Work to be completed
Single out the lines of the material that contain "GetMapping" and copy them.

Recorded data
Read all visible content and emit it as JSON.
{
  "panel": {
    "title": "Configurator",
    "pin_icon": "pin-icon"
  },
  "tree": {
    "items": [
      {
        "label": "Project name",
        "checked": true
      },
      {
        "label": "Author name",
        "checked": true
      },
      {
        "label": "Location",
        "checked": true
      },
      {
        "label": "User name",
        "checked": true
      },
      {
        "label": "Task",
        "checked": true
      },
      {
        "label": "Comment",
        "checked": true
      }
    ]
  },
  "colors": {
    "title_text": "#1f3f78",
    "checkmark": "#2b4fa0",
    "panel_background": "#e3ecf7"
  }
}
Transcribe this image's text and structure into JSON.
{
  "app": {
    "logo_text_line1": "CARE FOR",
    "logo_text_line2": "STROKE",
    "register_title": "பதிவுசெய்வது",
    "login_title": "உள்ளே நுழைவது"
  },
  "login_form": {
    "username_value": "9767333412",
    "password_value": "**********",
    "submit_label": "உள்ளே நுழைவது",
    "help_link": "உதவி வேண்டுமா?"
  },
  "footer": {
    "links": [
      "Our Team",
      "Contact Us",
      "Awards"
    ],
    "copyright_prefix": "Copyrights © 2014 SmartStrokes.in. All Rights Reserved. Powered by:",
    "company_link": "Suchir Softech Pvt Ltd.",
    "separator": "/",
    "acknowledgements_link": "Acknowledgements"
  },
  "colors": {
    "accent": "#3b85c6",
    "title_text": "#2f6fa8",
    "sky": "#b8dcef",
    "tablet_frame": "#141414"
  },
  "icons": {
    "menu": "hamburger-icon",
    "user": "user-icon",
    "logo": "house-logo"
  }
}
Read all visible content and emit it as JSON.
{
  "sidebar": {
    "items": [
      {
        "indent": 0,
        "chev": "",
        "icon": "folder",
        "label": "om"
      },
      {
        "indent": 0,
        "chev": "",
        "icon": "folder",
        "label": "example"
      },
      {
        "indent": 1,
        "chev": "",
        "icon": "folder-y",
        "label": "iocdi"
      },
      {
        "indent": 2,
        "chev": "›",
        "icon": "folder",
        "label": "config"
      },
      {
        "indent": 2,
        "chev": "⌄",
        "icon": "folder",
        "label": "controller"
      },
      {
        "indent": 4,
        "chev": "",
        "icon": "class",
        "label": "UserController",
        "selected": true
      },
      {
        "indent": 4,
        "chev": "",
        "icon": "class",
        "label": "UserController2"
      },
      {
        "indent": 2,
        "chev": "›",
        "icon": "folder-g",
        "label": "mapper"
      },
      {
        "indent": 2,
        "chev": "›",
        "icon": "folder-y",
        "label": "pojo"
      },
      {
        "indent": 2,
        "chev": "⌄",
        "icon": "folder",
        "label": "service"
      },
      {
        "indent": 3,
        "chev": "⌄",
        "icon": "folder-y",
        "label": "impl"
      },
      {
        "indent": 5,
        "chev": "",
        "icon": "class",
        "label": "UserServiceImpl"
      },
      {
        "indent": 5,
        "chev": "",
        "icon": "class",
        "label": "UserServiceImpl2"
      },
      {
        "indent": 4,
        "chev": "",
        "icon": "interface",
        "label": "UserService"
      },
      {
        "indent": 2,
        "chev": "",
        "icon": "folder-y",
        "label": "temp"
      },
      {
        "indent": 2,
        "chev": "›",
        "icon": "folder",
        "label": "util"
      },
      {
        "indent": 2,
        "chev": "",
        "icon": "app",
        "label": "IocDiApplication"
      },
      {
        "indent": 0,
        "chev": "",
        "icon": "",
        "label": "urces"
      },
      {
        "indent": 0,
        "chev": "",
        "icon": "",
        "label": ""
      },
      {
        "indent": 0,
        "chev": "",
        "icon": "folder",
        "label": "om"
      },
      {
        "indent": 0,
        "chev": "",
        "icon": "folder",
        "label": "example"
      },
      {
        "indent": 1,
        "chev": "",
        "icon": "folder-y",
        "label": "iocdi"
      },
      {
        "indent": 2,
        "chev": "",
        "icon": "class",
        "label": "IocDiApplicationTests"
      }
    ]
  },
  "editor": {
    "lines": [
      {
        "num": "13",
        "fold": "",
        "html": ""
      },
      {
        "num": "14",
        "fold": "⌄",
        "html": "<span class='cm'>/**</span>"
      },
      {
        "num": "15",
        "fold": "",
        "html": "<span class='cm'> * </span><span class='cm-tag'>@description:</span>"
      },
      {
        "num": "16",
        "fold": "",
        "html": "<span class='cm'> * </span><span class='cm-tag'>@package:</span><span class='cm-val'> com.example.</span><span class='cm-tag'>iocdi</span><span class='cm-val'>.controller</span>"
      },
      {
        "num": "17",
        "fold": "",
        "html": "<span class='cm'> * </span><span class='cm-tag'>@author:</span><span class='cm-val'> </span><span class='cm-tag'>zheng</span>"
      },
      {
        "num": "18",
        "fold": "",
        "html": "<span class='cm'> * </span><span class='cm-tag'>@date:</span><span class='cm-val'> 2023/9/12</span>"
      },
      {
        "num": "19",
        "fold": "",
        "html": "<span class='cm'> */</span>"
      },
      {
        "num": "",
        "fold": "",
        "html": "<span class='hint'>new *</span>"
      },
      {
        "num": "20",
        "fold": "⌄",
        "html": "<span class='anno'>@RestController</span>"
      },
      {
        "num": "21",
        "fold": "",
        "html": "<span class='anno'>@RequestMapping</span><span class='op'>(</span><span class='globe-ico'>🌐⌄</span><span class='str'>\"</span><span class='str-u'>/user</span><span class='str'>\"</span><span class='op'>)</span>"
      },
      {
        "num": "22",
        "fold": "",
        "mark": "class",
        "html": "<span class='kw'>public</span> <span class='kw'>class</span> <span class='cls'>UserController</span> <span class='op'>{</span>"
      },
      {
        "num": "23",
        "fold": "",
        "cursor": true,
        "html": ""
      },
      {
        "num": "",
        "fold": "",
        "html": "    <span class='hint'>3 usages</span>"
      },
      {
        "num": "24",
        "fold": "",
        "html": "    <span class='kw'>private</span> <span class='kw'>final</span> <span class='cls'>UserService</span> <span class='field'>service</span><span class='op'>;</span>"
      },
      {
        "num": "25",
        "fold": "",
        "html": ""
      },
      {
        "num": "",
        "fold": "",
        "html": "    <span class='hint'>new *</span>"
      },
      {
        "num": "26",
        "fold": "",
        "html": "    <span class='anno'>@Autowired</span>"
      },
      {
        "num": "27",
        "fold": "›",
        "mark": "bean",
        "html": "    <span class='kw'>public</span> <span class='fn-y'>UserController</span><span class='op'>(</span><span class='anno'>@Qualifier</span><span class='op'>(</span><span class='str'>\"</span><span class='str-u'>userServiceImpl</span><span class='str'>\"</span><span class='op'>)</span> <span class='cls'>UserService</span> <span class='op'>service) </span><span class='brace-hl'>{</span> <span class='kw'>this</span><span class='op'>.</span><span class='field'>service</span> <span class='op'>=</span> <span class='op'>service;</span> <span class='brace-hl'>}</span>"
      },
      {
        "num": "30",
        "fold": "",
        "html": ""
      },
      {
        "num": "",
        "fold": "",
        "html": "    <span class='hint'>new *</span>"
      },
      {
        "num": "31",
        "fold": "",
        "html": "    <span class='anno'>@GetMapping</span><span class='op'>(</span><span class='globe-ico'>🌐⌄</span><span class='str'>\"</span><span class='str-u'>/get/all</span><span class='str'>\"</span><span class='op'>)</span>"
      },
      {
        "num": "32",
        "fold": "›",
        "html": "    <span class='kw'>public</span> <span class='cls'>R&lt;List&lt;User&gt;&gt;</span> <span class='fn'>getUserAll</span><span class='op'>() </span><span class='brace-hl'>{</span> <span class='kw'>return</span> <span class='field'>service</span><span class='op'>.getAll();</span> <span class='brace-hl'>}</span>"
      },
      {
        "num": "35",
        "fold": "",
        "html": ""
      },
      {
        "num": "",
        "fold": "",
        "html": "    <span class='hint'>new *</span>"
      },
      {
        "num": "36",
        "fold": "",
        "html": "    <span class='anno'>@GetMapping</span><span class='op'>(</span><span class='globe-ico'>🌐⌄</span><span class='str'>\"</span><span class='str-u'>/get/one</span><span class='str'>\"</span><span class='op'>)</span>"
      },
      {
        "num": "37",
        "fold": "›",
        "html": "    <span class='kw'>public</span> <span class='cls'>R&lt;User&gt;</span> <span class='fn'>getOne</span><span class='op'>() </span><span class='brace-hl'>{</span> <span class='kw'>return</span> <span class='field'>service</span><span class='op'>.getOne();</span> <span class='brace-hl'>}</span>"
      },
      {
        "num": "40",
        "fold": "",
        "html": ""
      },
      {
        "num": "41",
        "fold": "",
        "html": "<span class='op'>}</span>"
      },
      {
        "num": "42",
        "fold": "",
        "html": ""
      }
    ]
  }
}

The answer
        "html": "    <span class='anno'>@GetMapping</span><span class='op'>(</span><span class='globe-ico'>🌐⌄</span><span class='str'>\"</span><span class='str-u'>/get/all</span><span class='str'>\"</span><span class='op'>)</span>"
        "html": "    <span class='anno'>@GetMapping</span><span class='op'>(</span><span class='globe-ico'>🌐⌄</span><span class='str'>\"</span><span class='str-u'>/get/one</span><span class='str'>\"</span><span class='op'>)</span>"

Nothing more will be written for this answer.